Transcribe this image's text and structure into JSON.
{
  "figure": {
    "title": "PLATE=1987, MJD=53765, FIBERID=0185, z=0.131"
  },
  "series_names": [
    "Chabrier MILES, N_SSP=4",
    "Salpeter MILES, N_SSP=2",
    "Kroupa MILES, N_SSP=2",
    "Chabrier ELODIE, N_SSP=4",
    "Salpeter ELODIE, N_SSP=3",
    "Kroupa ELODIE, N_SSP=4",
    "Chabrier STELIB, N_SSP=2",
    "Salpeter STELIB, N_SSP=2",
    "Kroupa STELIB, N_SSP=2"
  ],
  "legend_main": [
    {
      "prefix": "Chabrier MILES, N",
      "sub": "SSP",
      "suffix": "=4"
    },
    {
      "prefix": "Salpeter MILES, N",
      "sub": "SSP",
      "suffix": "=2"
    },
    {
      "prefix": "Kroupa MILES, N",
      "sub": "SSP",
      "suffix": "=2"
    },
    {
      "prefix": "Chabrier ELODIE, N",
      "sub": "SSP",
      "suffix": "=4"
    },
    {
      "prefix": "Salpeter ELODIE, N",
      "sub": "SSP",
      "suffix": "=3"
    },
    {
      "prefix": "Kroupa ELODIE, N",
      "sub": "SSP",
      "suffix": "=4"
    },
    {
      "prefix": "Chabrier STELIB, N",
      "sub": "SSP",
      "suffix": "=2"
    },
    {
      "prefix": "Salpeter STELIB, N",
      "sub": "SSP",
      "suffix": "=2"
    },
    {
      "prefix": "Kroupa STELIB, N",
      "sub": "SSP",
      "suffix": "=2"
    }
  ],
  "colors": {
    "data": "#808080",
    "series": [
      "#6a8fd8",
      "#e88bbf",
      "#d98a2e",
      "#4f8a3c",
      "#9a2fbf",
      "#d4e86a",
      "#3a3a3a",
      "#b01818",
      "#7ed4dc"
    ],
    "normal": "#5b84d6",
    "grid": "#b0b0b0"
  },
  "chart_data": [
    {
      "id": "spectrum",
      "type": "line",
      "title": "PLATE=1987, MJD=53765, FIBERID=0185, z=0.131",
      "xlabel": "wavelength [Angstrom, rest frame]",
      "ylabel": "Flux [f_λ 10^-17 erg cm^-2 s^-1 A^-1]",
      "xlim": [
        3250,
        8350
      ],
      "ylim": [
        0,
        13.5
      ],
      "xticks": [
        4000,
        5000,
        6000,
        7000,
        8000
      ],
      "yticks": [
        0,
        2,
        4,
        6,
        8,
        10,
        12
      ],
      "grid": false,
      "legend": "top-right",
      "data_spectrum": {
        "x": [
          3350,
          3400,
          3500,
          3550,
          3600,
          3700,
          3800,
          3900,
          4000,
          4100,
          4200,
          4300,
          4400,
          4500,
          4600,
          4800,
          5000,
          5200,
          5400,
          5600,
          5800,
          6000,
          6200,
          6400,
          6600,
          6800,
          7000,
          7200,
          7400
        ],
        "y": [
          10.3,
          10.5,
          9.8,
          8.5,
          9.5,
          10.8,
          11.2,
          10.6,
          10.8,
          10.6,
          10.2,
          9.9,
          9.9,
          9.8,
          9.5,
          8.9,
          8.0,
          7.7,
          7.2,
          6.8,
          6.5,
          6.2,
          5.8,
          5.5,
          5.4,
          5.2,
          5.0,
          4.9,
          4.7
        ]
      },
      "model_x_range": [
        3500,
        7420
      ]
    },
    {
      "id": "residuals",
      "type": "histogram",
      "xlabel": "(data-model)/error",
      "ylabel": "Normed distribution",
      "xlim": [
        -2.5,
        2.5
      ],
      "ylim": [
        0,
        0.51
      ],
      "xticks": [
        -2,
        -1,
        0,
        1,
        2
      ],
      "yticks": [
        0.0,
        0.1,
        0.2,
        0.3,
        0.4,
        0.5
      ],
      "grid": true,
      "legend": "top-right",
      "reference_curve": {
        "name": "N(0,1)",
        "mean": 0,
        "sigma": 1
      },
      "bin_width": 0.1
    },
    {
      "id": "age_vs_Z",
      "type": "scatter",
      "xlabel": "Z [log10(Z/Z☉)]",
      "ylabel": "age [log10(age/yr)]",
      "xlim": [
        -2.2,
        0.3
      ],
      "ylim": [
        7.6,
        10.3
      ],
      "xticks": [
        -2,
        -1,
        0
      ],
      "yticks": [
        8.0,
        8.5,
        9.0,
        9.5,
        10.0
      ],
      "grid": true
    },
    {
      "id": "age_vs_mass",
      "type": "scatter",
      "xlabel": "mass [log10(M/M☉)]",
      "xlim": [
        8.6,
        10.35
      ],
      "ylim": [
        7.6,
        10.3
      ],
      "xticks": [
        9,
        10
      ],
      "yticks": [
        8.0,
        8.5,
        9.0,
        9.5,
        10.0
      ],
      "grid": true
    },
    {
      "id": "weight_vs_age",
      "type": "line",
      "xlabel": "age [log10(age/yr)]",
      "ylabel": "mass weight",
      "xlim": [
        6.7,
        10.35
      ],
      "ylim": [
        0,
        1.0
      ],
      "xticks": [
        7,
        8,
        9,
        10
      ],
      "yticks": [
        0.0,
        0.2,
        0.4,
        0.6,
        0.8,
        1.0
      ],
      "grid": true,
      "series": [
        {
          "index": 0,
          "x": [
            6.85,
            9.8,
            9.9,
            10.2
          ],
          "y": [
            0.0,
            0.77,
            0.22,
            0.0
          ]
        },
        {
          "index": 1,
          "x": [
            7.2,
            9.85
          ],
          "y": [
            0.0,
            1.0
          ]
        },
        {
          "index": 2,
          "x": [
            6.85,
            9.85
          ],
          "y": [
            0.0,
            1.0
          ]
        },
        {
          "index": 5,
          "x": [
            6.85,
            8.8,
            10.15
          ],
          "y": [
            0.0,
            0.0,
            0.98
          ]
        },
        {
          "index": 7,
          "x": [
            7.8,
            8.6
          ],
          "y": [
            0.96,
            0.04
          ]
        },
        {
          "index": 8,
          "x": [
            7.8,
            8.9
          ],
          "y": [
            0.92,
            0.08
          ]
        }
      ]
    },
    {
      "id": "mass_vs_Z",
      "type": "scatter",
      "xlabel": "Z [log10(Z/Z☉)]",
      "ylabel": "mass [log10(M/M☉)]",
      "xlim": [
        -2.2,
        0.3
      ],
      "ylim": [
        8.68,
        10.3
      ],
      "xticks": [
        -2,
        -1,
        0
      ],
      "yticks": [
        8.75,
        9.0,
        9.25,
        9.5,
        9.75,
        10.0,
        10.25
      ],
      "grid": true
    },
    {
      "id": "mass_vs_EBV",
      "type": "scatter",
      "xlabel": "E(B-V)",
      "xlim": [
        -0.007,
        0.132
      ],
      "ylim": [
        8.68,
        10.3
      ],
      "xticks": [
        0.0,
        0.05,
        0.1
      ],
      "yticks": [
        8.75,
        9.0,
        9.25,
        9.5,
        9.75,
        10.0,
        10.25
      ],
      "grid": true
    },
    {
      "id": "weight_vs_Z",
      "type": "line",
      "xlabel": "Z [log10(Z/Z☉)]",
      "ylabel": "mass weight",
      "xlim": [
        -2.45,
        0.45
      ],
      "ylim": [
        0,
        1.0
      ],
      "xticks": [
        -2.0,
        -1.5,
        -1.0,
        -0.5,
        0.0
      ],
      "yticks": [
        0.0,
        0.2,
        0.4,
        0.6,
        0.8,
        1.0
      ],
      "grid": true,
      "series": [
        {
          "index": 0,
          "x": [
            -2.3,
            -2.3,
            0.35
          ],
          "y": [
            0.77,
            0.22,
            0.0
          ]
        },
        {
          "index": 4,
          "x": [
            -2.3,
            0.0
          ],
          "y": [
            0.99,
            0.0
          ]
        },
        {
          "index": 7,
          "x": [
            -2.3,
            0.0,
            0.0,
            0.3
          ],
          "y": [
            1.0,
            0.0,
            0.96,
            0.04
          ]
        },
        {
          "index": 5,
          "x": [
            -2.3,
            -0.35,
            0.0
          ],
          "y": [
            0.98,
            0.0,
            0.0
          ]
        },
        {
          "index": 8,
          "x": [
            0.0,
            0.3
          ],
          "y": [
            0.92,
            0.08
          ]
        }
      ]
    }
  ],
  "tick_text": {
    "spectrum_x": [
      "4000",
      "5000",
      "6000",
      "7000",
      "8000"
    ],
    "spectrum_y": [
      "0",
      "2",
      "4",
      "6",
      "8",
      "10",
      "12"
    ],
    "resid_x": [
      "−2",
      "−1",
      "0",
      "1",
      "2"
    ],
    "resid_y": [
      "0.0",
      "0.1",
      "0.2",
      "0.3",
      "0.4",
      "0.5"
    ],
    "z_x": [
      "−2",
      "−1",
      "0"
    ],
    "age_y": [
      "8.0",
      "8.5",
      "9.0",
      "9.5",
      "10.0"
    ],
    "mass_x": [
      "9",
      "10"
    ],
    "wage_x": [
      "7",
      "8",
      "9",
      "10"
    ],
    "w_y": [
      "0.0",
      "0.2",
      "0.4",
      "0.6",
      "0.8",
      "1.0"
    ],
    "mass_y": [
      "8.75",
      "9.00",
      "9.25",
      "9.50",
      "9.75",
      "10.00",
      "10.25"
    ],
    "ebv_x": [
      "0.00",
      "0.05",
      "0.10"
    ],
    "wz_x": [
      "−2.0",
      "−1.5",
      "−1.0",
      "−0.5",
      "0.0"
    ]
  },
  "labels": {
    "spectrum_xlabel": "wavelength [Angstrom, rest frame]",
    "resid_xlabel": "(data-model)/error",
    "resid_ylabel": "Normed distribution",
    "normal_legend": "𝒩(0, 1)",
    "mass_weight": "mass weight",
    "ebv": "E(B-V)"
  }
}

········

> **What to do**
Take each line containing the string "PLATE" and copy it out.

> **Solved exercise**
    "title": "PLATE=1987, MJD=53765, FIBERID=0185, z=0.131"
      "title": "PLATE=1987, MJD=53765, FIBERID=0185, z=0.131",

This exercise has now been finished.